-- TO DO --
Scan the listing for the word "Epidemiology" and give the number of lines where it appears, with no other text.

-- DATA TO USE --
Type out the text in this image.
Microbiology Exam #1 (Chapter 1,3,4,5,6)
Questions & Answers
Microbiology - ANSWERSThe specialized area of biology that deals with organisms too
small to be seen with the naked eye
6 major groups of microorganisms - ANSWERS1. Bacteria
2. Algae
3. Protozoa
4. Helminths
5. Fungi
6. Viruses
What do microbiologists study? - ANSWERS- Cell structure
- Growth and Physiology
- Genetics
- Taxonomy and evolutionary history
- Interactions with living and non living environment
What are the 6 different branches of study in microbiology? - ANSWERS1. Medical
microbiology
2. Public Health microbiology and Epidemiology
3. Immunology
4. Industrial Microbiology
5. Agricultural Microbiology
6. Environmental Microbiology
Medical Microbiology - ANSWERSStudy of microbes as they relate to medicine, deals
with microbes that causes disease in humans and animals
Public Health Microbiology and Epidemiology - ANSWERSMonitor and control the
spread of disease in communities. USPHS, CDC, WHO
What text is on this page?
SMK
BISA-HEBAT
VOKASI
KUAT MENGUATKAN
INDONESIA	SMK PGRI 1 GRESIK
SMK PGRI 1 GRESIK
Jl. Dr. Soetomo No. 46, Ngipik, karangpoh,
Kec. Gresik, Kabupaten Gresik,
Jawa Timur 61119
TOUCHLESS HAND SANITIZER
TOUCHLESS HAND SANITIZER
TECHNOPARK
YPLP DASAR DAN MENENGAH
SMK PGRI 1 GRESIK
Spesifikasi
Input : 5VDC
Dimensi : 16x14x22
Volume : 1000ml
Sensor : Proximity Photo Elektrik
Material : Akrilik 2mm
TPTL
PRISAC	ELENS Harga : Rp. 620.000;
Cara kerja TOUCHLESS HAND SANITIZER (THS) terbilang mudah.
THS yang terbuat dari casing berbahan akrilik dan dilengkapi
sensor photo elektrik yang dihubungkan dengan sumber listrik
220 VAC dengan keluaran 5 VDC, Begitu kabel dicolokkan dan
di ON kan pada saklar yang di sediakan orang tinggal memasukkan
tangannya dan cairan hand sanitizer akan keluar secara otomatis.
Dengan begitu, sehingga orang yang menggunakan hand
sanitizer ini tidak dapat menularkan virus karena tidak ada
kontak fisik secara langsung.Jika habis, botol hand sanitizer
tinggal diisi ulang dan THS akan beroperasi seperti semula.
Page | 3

-- ANSWER TO THE PROBLEM --
2